**Request**
Nothing in the data should change when you return it, but leave the pictures out.

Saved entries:

□ □ □ □

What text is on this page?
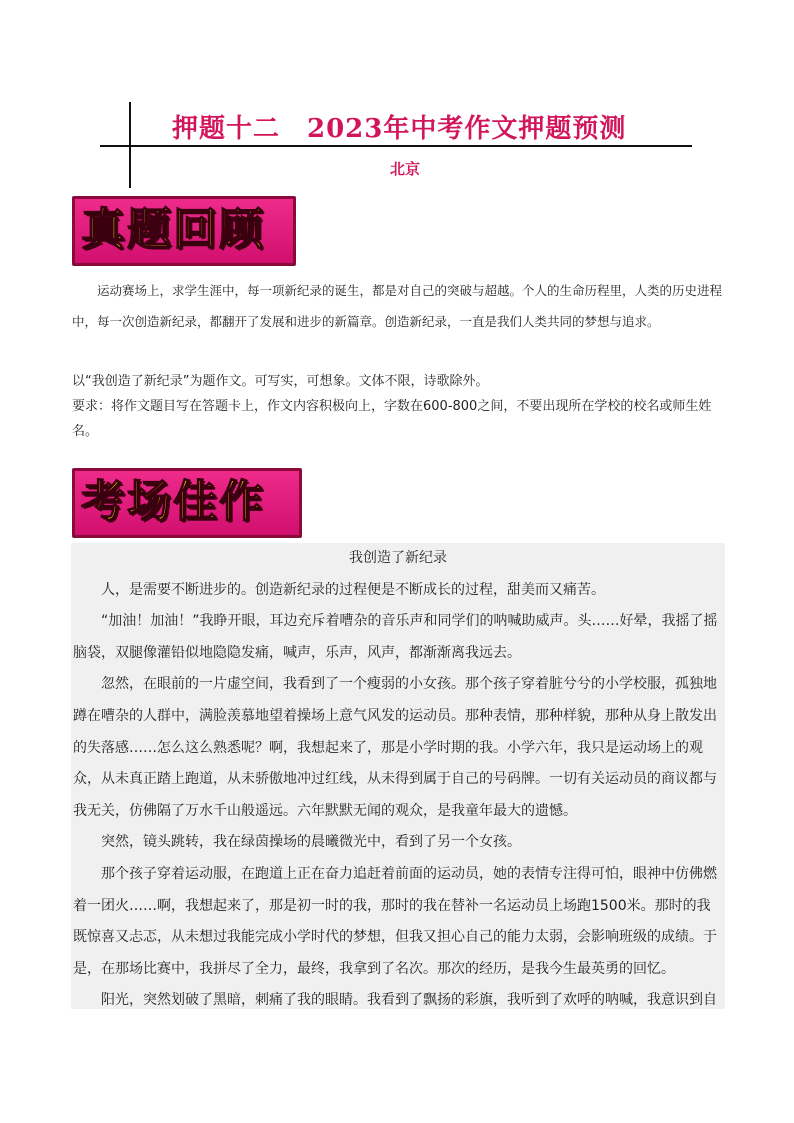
押题十二　2023年中考作文押题预测
北京
真题回顾

运动赛场上，求学生涯中，每一项新纪录的诞生，都是对自己的突破与超越。个人的生命历程里，人类的历史进程中，每一次创造新纪录，都翻开了发展和进步的新篇章。创造新纪录，一直是我们人类共同的梦想与追求。

以“我创造了新纪录”为题作文。可写实，可想象。文体不限，诗歌除外。

要求：将作文题目写在答题卡上，作文内容积极向上，字数在600-800之间，不要出现所在学校的校名或师生姓名。

考场佳作

我创造了新纪录

人，是需要不断进步的。创造新纪录的过程便是不断成长的过程，甜美而又痛苦。

“加油！加油！”我睁开眼，耳边充斥着嘈杂的音乐声和同学们的呐喊助威声。头……好晕，我摇了摇脑袋，双腿像灌铅似地隐隐发痛，喊声，乐声，风声，都渐渐离我远去。

忽然，在眼前的一片虚空间，我看到了一个瘦弱的小女孩。那个孩子穿着脏兮兮的小学校服，孤独地蹲在嘈杂的人群中，满脸羡慕地望着操场上意气风发的运动员。那种表情，那种样貌，那种从身上散发出的失落感……怎么这么熟悉呢？啊，我想起来了，那是小学时期的我。小学六年，我只是运动场上的观众，从未真正踏上跑道，从未骄傲地冲过红线，从未得到属于自己的号码牌。一切有关运动员的商议都与我无关，仿佛隔了万水千山般遥远。六年默默无闻的观众，是我童年最大的遗憾。

突然，镜头跳转，我在绿茵操场的晨曦微光中，看到了另一个女孩。

那个孩子穿着运动服，在跑道上正在奋力追赶着前面的运动员，她的表情专注得可怕，眼神中仿佛燃着一团火……啊，我想起来了，那是初一时的我，那时的我在替补一名运动员上场跑1500米。那时的我既惊喜又忐忑，从未想过我能完成小学时代的梦想，但我又担心自己的能力太弱，会影响班级的成绩。于是，在那场比赛中，我拼尽了全力，最终，我拿到了名次。那次的经历，是我今生最英勇的回忆。

阳光，突然划破了黑暗，刺痛了我的眼睛。我看到了飘扬的彩旗，我听到了欢呼的呐喊，我意识到自
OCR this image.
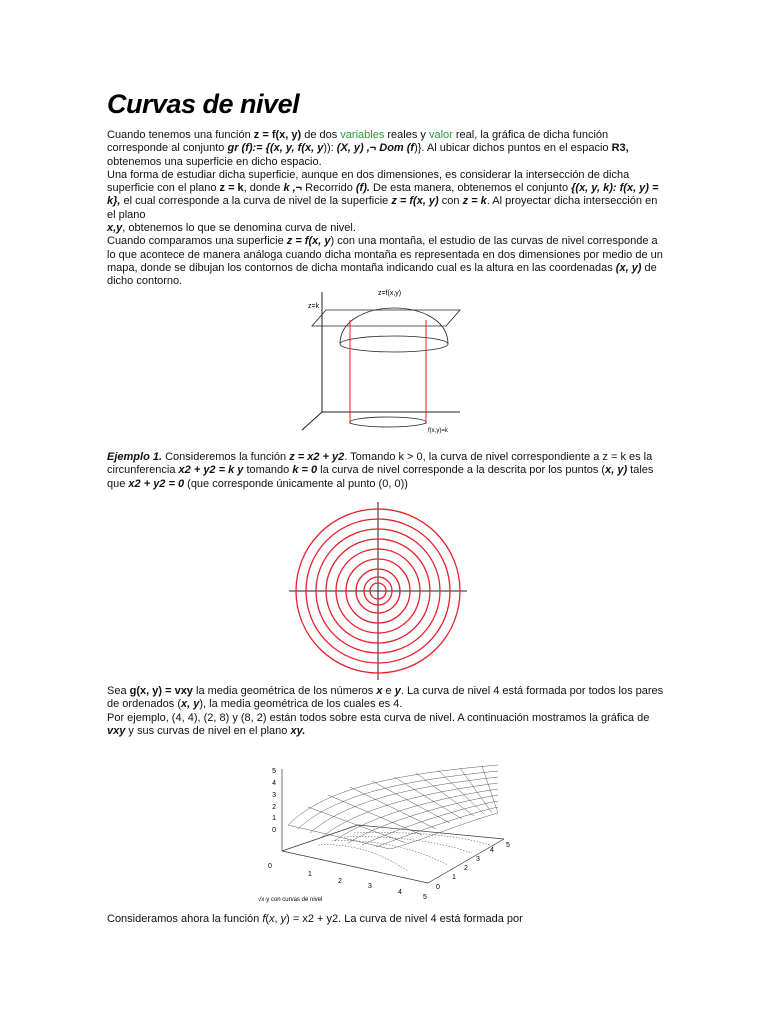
Curvas de nivel

Cuando tenemos una función z = f(x, y) de dos variables reales y valor real, la gráfica de dicha función corresponde al conjunto gr (f):= {(x, y, f(x, y)): (X, y) ,¬ Dom (f)}. Al ubicar dichos puntos en el espacio R3, obtenemos una superficie en dicho espacio.

Una forma de estudiar dicha superficie, aunque en dos dimensiones, es considerar la intersección de dicha superficie con el plano z = k, donde k ,¬ Recorrido (f). De esta manera, obtenemos el conjunto {(x, y, k): f(x, y) = k}, el cual corresponde a la curva de nivel de la superficie z = f(x, y) con z = k. Al proyectar dicha intersección en el plano

x,y, obtenemos lo que se denomina curva de nivel.

Cuando comparamos una superficie z = f(x, y) con una montaña, el estudio de las curvas de nivel corresponde a lo que acontece de manera análoga cuando dicha montaña es representada en dos dimensiones por medio de un mapa, donde se dibujan los contornos de dicha montaña indicando cual es la altura en las coordenadas (x, y) de dicho contorno.

z=f(x,y)
z=k
f(x,y)=k

Ejemplo 1. Consideremos la función z = x2 + y2. Tomando k > 0, la curva de nivel correspondiente a z = k es la circunferencia x2 + y2 = k y tomando k = 0 la curva de nivel corresponde a la descrita por los puntos (x, y) tales que x2 + y2 = 0 (que corresponde únicamente al punto (0, 0))

Sea g(x, y) = vxy la media geométrica de los números x e y. La curva de nivel 4 está formada por todos los pares de ordenados (x, y), la media geométrica de los cuales es 4.

Por ejemplo, (4, 4), (2, 8) y (8, 2) están todos sobre esta curva de nivel. A continuación mostramos la gráfica de vxy y sus curvas de nivel en el plano xy.

5
4
3
2
1
0
0
1
2
3
4
5
0
1
2
3
4
5
√x·y con curvas de nivel

Consideramos ahora la función f(x, y) = x2 + y2. La curva de nivel 4 está formada por
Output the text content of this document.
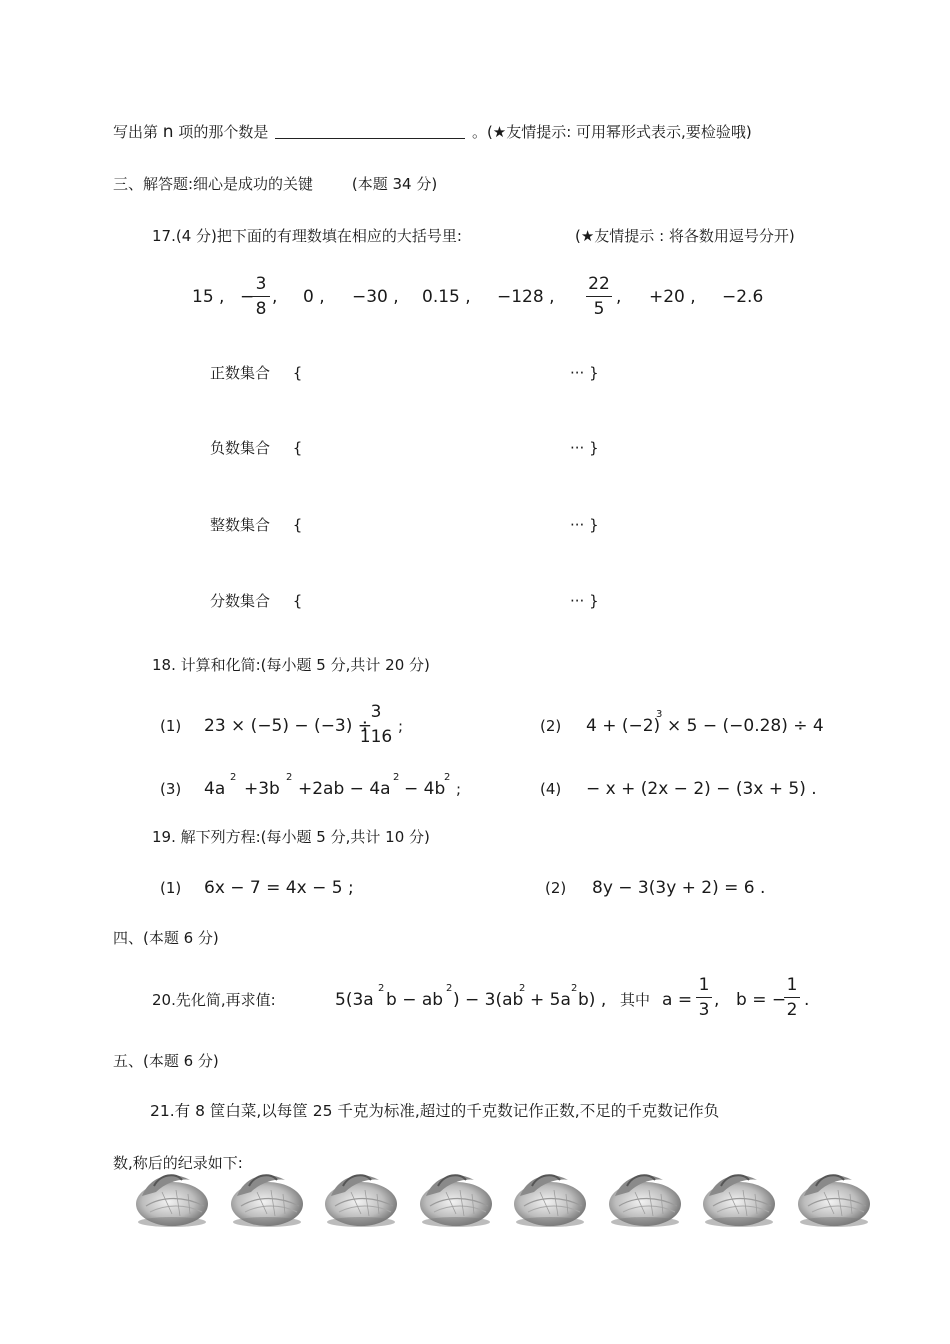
写出第 n 项的那个数是	。(★友情提示: 可用幂形式表示,要检验哦)
三、解答题:细心是成功的关键	(本题 34 分)
17.(4 分)把下面的有理数填在相应的大括号里:	(★友情提示 : 将各数用逗号分开)
15 , −
3
8
, 0 , −30 , 0.15 , −128 ,
22
5
, +20 , −2.6
正数集合 {	··· }
负数集合 {	··· }
整数集合 {	··· }
分数集合 {	··· }
18. 计算和化简:(每小题 5 分,共计 20 分)
(1) 23 × (−5) − (−3) ÷
3
116
;	(2) 4 + (−2)
3
× 5 − (−0.28) ÷ 4
(3) 4a
2
+3b
2
+2ab − 4a
2
− 4b
2
;	(4) − x + (2x − 2) − (3x + 5) .
19. 解下列方程:(每小题 5 分,共计 10 分)
(1) 6x − 7 = 4x − 5 ;	(2) 8y − 3(3y + 2) = 6 .
四、(本题 6 分)
20.先化简,再求值:	5(3a
2
b − ab
2
) − 3(ab
2
+ 5a
2
b) , 其中 a =
1
3 , b = −
1
2 .
五、(本题 6 分)
21.有 8 筐白菜,以每筐 25 千克为标准,超过的千克数记作正数,不足的千克数记作负
数,称后的纪录如下:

□ □ □ □

**Answer to this problem**
What text is on this page?
押题十二　2023年中考作文押题预测
北京
真题回顾

运动赛场上，求学生涯中，每一项新纪录的诞生，都是对自己的突破与超越。个人的生命历程里，人类的历史进程中，每一次创造新纪录，都翻开了发展和进步的新篇章。创造新纪录，一直是我们人类共同的梦想与追求。

以“我创造了新纪录”为题作文。可写实，可想象。文体不限，诗歌除外。

要求：将作文题目写在答题卡上，作文内容积极向上，字数在600-800之间，不要出现所在学校的校名或师生姓名。

考场佳作

我创造了新纪录

人，是需要不断进步的。创造新纪录的过程便是不断成长的过程，甜美而又痛苦。

“加油！加油！”我睁开眼，耳边充斥着嘈杂的音乐声和同学们的呐喊助威声。头……好晕，我摇了摇脑袋，双腿像灌铅似地隐隐发痛，喊声，乐声，风声，都渐渐离我远去。

忽然，在眼前的一片虚空间，我看到了一个瘦弱的小女孩。那个孩子穿着脏兮兮的小学校服，孤独地蹲在嘈杂的人群中，满脸羡慕地望着操场上意气风发的运动员。那种表情，那种样貌，那种从身上散发出的失落感……怎么这么熟悉呢？啊，我想起来了，那是小学时期的我。小学六年，我只是运动场上的观众，从未真正踏上跑道，从未骄傲地冲过红线，从未得到属于自己的号码牌。一切有关运动员的商议都与我无关，仿佛隔了万水千山般遥远。六年默默无闻的观众，是我童年最大的遗憾。

突然，镜头跳转，我在绿茵操场的晨曦微光中，看到了另一个女孩。

那个孩子穿着运动服，在跑道上正在奋力追赶着前面的运动员，她的表情专注得可怕，眼神中仿佛燃着一团火……啊，我想起来了，那是初一时的我，那时的我在替补一名运动员上场跑1500米。那时的我既惊喜又忐忑，从未想过我能完成小学时代的梦想，但我又担心自己的能力太弱，会影响班级的成绩。于是，在那场比赛中，我拼尽了全力，最终，我拿到了名次。那次的经历，是我今生最英勇的回忆。

阳光，突然划破了黑暗，刺痛了我的眼睛。我看到了飘扬的彩旗，我听到了欢呼的呐喊，我意识到自
OCR this image.
Curvas de nivel

Cuando tenemos una función z = f(x, y) de dos variables reales y valor real, la gráfica de dicha función corresponde al conjunto gr (f):= {(x, y, f(x, y)): (X, y) ,¬ Dom (f)}. Al ubicar dichos puntos en el espacio R3, obtenemos una superficie en dicho espacio.

Una forma de estudiar dicha superficie, aunque en dos dimensiones, es considerar la intersección de dicha superficie con el plano z = k, donde k ,¬ Recorrido (f). De esta manera, obtenemos el conjunto {(x, y, k): f(x, y) = k}, el cual corresponde a la curva de nivel de la superficie z = f(x, y) con z = k. Al proyectar dicha intersección en el plano

x,y, obtenemos lo que se denomina curva de nivel.

Cuando comparamos una superficie z = f(x, y) con una montaña, el estudio de las curvas de nivel corresponde a lo que acontece de manera análoga cuando dicha montaña es representada en dos dimensiones por medio de un mapa, donde se dibujan los contornos de dicha montaña indicando cual es la altura en las coordenadas (x, y) de dicho contorno.

z=f(x,y)
z=k
f(x,y)=k

Ejemplo 1. Consideremos la función z = x2 + y2. Tomando k > 0, la curva de nivel correspondiente a z = k es la circunferencia x2 + y2 = k y tomando k = 0 la curva de nivel corresponde a la descrita por los puntos (x, y) tales que x2 + y2 = 0 (que corresponde únicamente al punto (0, 0))

Sea g(x, y) = vxy la media geométrica de los números x e y. La curva de nivel 4 está formada por todos los pares de ordenados (x, y), la media geométrica de los cuales es 4.

Por ejemplo, (4, 4), (2, 8) y (8, 2) están todos sobre esta curva de nivel. A continuación mostramos la gráfica de vxy y sus curvas de nivel en el plano xy.

5
4
3
2
1
0
0
1
2
3
4
5
0
1
2
3
4
5
√x·y con curvas de nivel

Consideramos ahora la función f(x, y) = x2 + y2. La curva de nivel 4 está formada por
Output the text content of this document.
写出第 n 项的那个数是	。(★友情提示: 可用幂形式表示,要检验哦)
三、解答题:细心是成功的关键	(本题 34 分)
17.(4 分)把下面的有理数填在相应的大括号里:	(★友情提示 : 将各数用逗号分开)
15 , −
3
8
, 0 , −30 , 0.15 , −128 ,
22
5
, +20 , −2.6
正数集合 {	··· }
负数集合 {	··· }
整数集合 {	··· }
分数集合 {	··· }
18. 计算和化简:(每小题 5 分,共计 20 分)
(1) 23 × (−5) − (−3) ÷
3
116
;	(2) 4 + (−2)
3
× 5 − (−0.28) ÷ 4
(3) 4a
2
+3b
2
+2ab − 4a
2
− 4b
2
;	(4) − x + (2x − 2) − (3x + 5) .
19. 解下列方程:(每小题 5 分,共计 10 分)
(1) 6x − 7 = 4x − 5 ;	(2) 8y − 3(3y + 2) = 6 .
四、(本题 6 分)
20.先化简,再求值:	5(3a
2
b − ab
2
) − 3(ab
2
+ 5a
2
b) , 其中 a =
1
3 , b = −
1
2 .
五、(本题 6 分)
21.有 8 筐白菜,以每筐 25 千克为标准,超过的千克数记作正数,不足的千克数记作负
数,称后的纪录如下:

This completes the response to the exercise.